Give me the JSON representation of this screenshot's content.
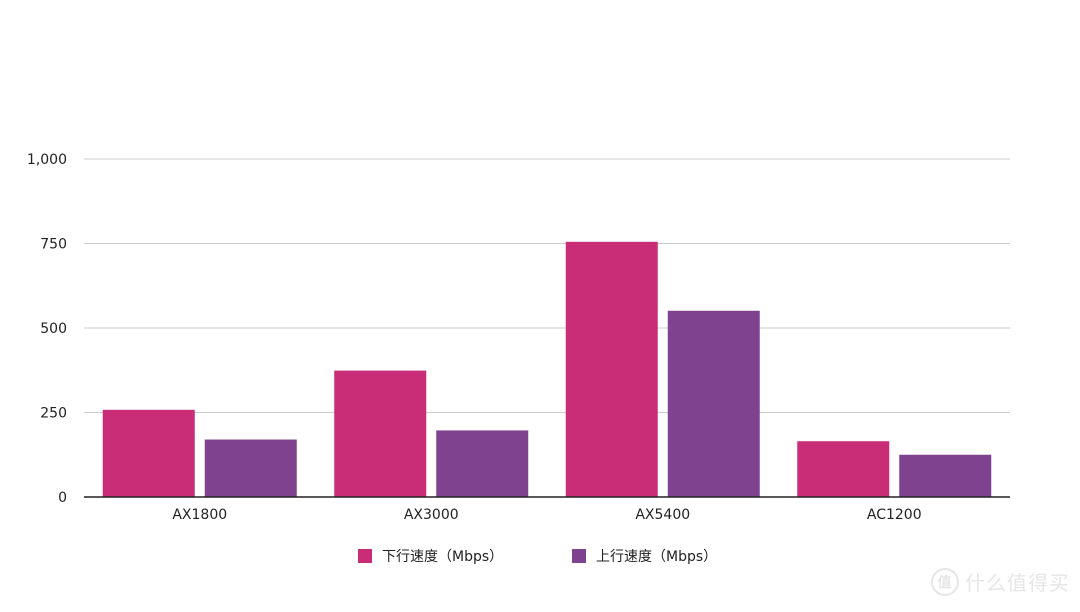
{
  "chart_data": {
    "type": "bar",
    "title": "",
    "xlabel": "",
    "ylabel": "",
    "categories": [
      "AX1800",
      "AX3000",
      "AX5400",
      "AC1200"
    ],
    "series": [
      {
        "name": "下行速度（Mbps）",
        "color": "#c92d77",
        "values": [
          258,
          374,
          755,
          165
        ]
      },
      {
        "name": "上行速度（Mbps）",
        "color": "#7f428e",
        "values": [
          170,
          197,
          551,
          125
        ]
      }
    ],
    "ylim": [
      0,
      1000
    ],
    "yticks": [
      0,
      250,
      500,
      750,
      1000
    ],
    "ytick_labels": [
      "0",
      "250",
      "500",
      "750",
      "1,000"
    ],
    "grid": true,
    "legend_position": "bottom"
  },
  "watermark": {
    "badge": "值",
    "text": "什么值得买"
  }
}
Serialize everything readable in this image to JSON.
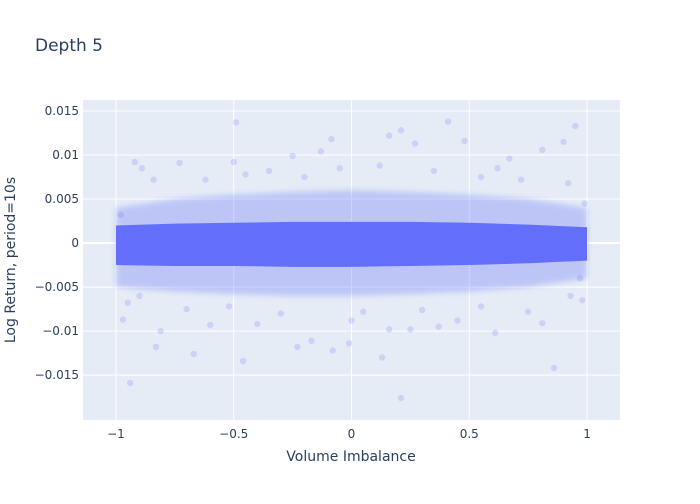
_____
**What you need to do**
Reproduce all of the data exactly; the pictures do not belong in the copy.

**Solution below**
Give me the JSON representation of this screenshot's content.
{
  "chart_data": {
    "type": "bar",
    "title": "",
    "xlabel": "",
    "ylabel": "",
    "categories": [
      "AX1800",
      "AX3000",
      "AX5400",
      "AC1200"
    ],
    "series": [
      {
        "name": "下行速度（Mbps）",
        "color": "#c92d77",
        "values": [
          258,
          374,
          755,
          165
        ]
      },
      {
        "name": "上行速度（Mbps）",
        "color": "#7f428e",
        "values": [
          170,
          197,
          551,
          125
        ]
      }
    ],
    "ylim": [
      0,
      1000
    ],
    "yticks": [
      0,
      250,
      500,
      750,
      1000
    ],
    "ytick_labels": [
      "0",
      "250",
      "500",
      "750",
      "1,000"
    ],
    "grid": true,
    "legend_position": "bottom"
  },
  "watermark": {
    "badge": "值",
    "text": "什么值得买"
  }
}
Serialize everything readable in this image to JSON.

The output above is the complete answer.